*Task instructions:* Return each line containing "Time".

*Dataset rows:*
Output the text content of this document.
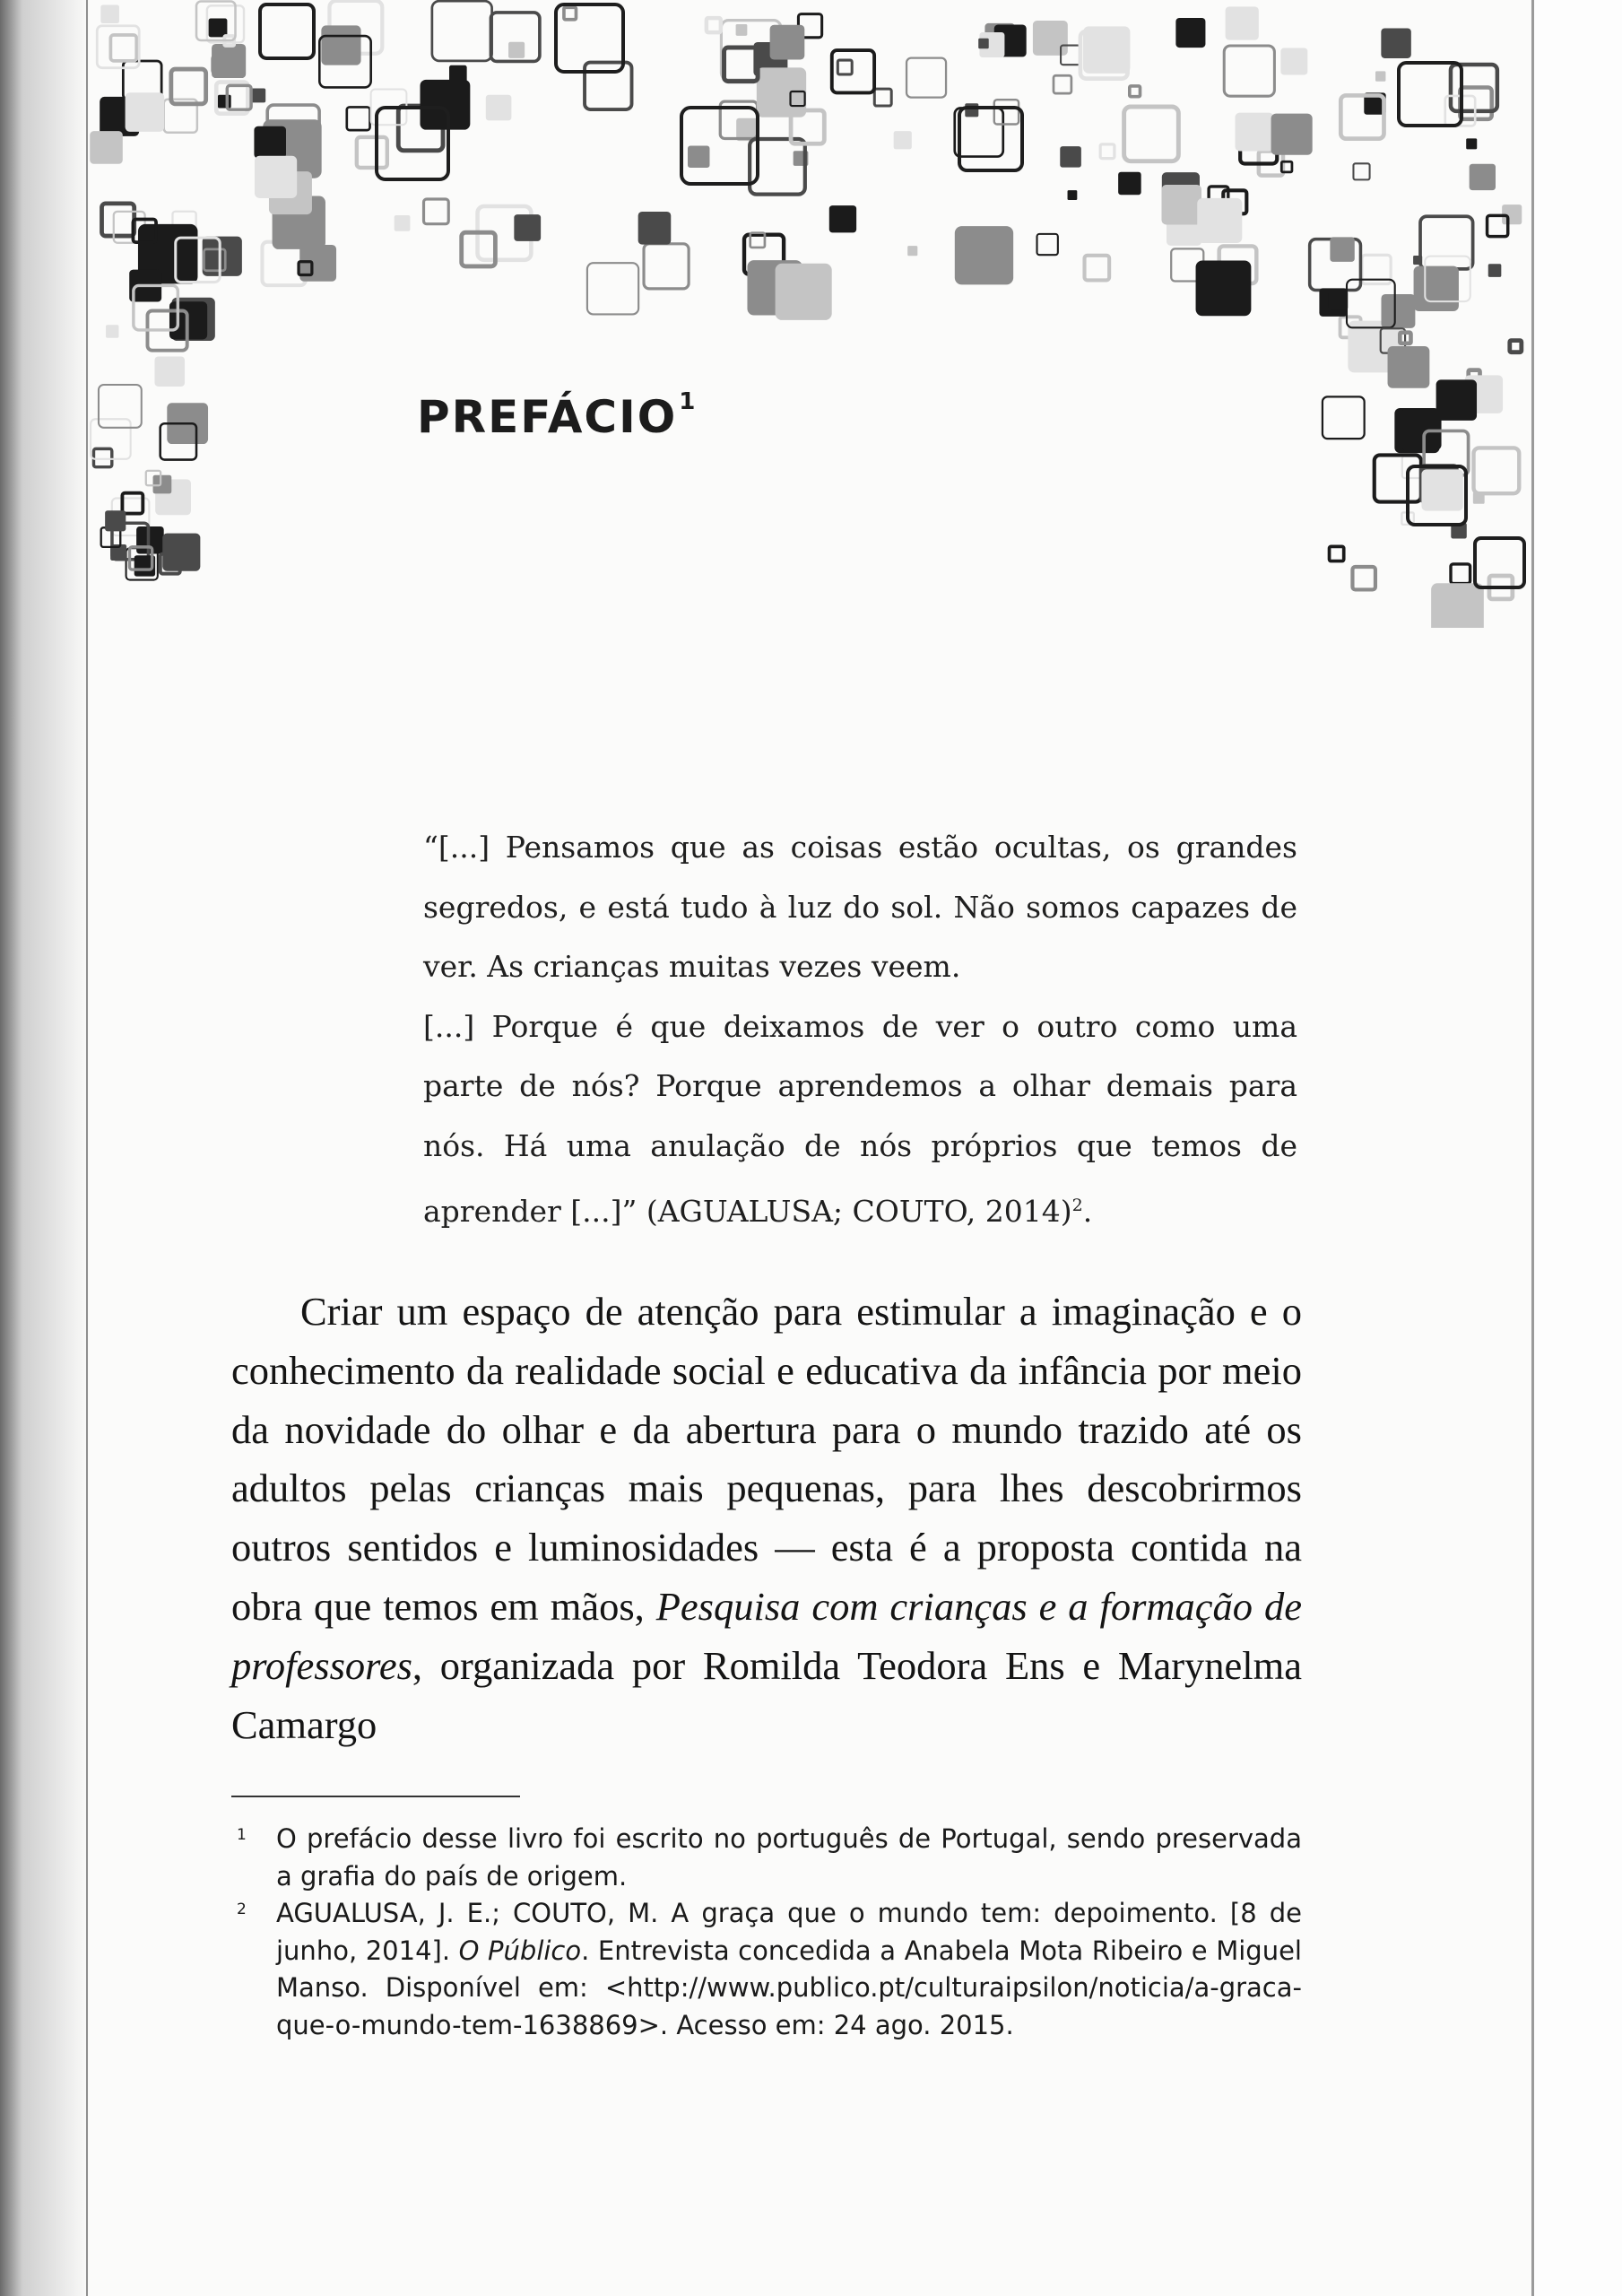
PREFÁCIO$^1$

“[...] Pensamos que as coisas estão ocultas, os grandes segredos, e está tudo à luz do sol. Não somos capazes de ver. As crianças muitas vezes veem.

[...] Porque é que deixamos de ver o outro como uma parte de nós? Porque aprendemos a olhar demais para nós. Há uma anulação de nós próprios que temos de aprender [...]” (AGUALUSA; COUTO, 2014)$^2$.

Criar um espaço de atenção para estimular a imaginação e o conhecimento da realidade social e educativa da infância por meio da novidade do olhar e da abertura para o mundo trazido até os adultos pelas crianças mais pequenas, para lhes descobrirmos outros sentidos e luminosidades — esta é a proposta contida na obra que temos em mãos, Pesquisa com crianças e a formação de professores, organizada por Romilda Teodora Ens e Marynelma Camargo

1 O prefácio desse livro foi escrito no português de Portugal, sendo preservada a grafia do país de origem.

2 AGUALUSA, J. E.; COUTO, M. A graça que o mundo tem: depoimento. [8 de junho, 2014]. O Público. Entrevista concedida a Anabela Mota Ribeiro e Miguel Manso. Disponível em: <http://www.publico.pt/culturaipsilon/noticia/a-graca-que-o-mundo-tem-1638869>. Acesso em: 24 ago. 2015.
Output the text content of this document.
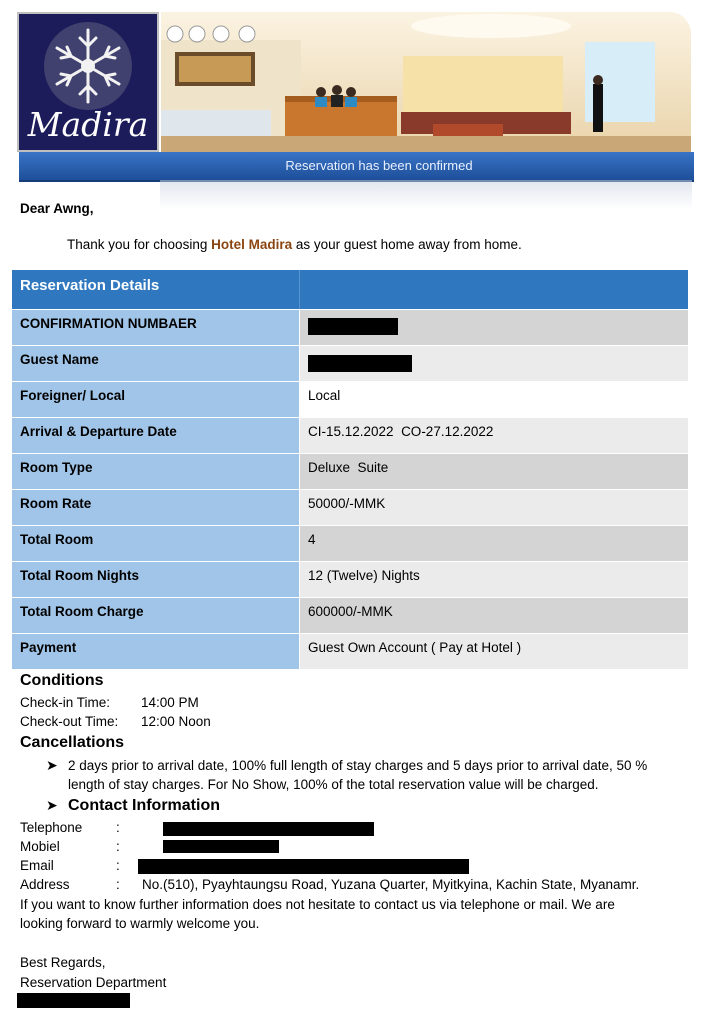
Madira
Reservation has been confirmed
Dear Awng,
Thank you for choosing Hotel Madira as your guest home away from home.
Reservation Details
CONFIRMATION NUMBAER
Guest Name
Foreigner/ Local	Local
Arrival & Departure Date	CI-15.12.2022  CO-27.12.2022
Room Type	Deluxe  Suite
Room Rate	50000/-MMK
Total Room	4
Total Room Nights	12 (Twelve) Nights
Total Room Charge	600000/-MMK
Payment	Guest Own Account ( Pay at Hotel )
Conditions
Check-in Time: 14:00 PM
Check-out Time: 12:00 Noon
Cancellations
➤ 2 days prior to arrival date, 100% full length of stay charges and 5 days prior to arrival date, 50 %
length of stay charges. For No Show, 100% of the total reservation value will be charged.
➤ Contact Information
Telephone :
Mobiel	:
Email	:
Address	: No.(510), Pyayhtaungsu Road, Yuzana Quarter, Myitkyina, Kachin State, Myanamr.
If you want to know further information does not hesitate to contact us via telephone or mail. We are
looking forward to warmly welcome you.
Best Regards,
Reservation Department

*Exercise solution:*
Check-in Time: 14:00 PM
Check-out Time: 12:00 Noon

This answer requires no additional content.